_What the exercise asks_
What you return should match every record exactly, with the images removed.
====
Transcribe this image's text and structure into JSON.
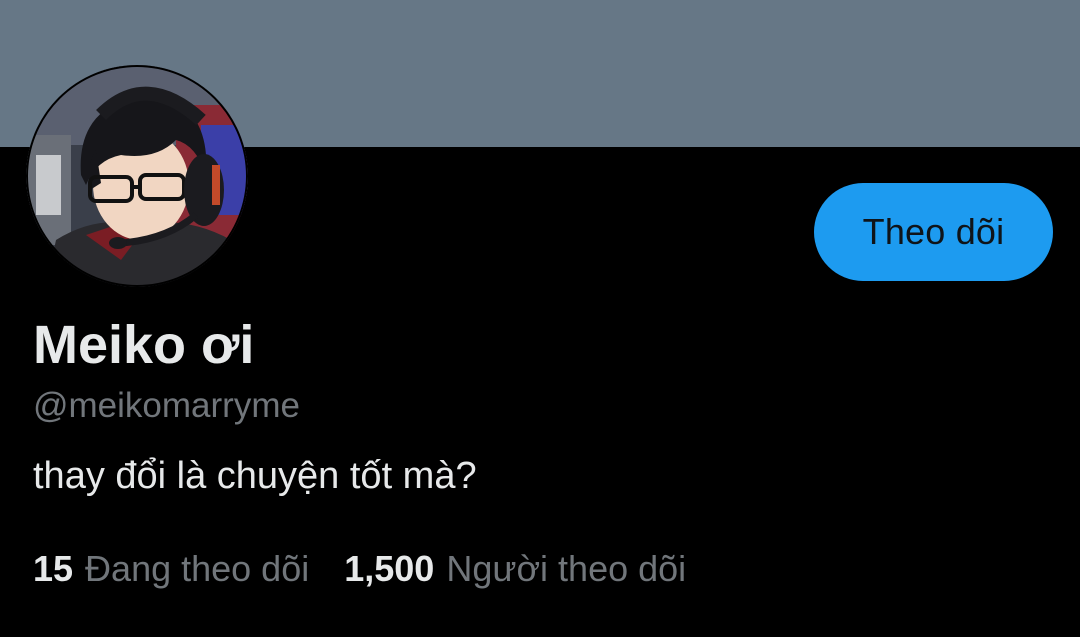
{
  "profile": {
    "display_name": "Meiko ơi",
    "handle": "@meikomarryme",
    "bio": "thay đổi là chuyện tốt mà?",
    "follow_button_label": "Theo dõi"
  },
  "stats": {
    "following_count": "15",
    "following_label": "Đang theo dõi",
    "followers_count": "1,500",
    "followers_label": "Người theo dõi"
  },
  "colors": {
    "banner": "#667786",
    "background": "#000000",
    "accent": "#1d9bf0",
    "primary_text": "#e7e9ea",
    "secondary_text": "#71767b"
  }
}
====
_Solution for this exercise_
Transcribe this image's text and structure into JSON.
{
  "profile": {
    "display_name": "Meiko ơi",
    "handle": "@meikomarryme",
    "bio": "thay đổi là chuyện tốt mà?",
    "follow_button_label": "Theo dõi"
  },
  "stats": {
    "following_count": "15",
    "following_label": "Đang theo dõi",
    "followers_count": "1,500",
    "followers_label": "Người theo dõi"
  },
  "colors": {
    "banner": "#667786",
    "background": "#000000",
    "accent": "#1d9bf0",
    "primary_text": "#e7e9ea",
    "secondary_text": "#71767b"
  }
}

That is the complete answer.